*EXERCISE DETAILS*: Retype every entry word for word.

___ DATASET EXTRACT ___

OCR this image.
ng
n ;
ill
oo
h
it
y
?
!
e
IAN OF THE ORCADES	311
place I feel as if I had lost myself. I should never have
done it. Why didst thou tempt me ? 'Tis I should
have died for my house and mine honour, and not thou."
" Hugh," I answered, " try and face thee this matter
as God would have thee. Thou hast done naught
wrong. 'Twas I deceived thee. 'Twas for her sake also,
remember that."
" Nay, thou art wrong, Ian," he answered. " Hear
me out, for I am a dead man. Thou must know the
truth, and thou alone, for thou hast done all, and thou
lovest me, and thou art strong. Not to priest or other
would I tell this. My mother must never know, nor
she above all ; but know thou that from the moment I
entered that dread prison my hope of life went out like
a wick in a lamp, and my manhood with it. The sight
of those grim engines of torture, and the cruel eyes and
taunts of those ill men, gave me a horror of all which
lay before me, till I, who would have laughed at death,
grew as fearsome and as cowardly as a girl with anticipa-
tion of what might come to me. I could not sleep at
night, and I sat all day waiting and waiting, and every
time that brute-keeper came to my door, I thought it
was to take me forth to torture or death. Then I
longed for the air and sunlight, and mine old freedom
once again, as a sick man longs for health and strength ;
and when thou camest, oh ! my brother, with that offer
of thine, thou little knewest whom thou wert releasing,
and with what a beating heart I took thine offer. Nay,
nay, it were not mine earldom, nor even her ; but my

___

*ANSWER TO THIS PROBLEM*:
OCR this image.
ng
n ;
ill
oo
h
it
y
?
!
e
IAN OF THE ORCADES	311
place I feel as if I had lost myself. I should never have
done it. Why didst thou tempt me ? 'Tis I should
have died for my house and mine honour, and not thou."
" Hugh," I answered, " try and face thee this matter
as God would have thee. Thou hast done naught
wrong. 'Twas I deceived thee. 'Twas for her sake also,
remember that."
" Nay, thou art wrong, Ian," he answered. " Hear
me out, for I am a dead man. Thou must know the
truth, and thou alone, for thou hast done all, and thou
lovest me, and thou art strong. Not to priest or other
would I tell this. My mother must never know, nor
she above all ; but know thou that from the moment I
entered that dread prison my hope of life went out like
a wick in a lamp, and my manhood with it. The sight
of those grim engines of torture, and the cruel eyes and
taunts of those ill men, gave me a horror of all which
lay before me, till I, who would have laughed at death,
grew as fearsome and as cowardly as a girl with anticipa-
tion of what might come to me. I could not sleep at
night, and I sat all day waiting and waiting, and every
time that brute-keeper came to my door, I thought it
was to take me forth to torture or death. Then I
longed for the air and sunlight, and mine old freedom
once again, as a sick man longs for health and strength ;
and when thou camest, oh ! my brother, with that offer
of thine, thou little knewest whom thou wert releasing,
and with what a beating heart I took thine offer. Nay,
nay, it were not mine earldom, nor even her ; but my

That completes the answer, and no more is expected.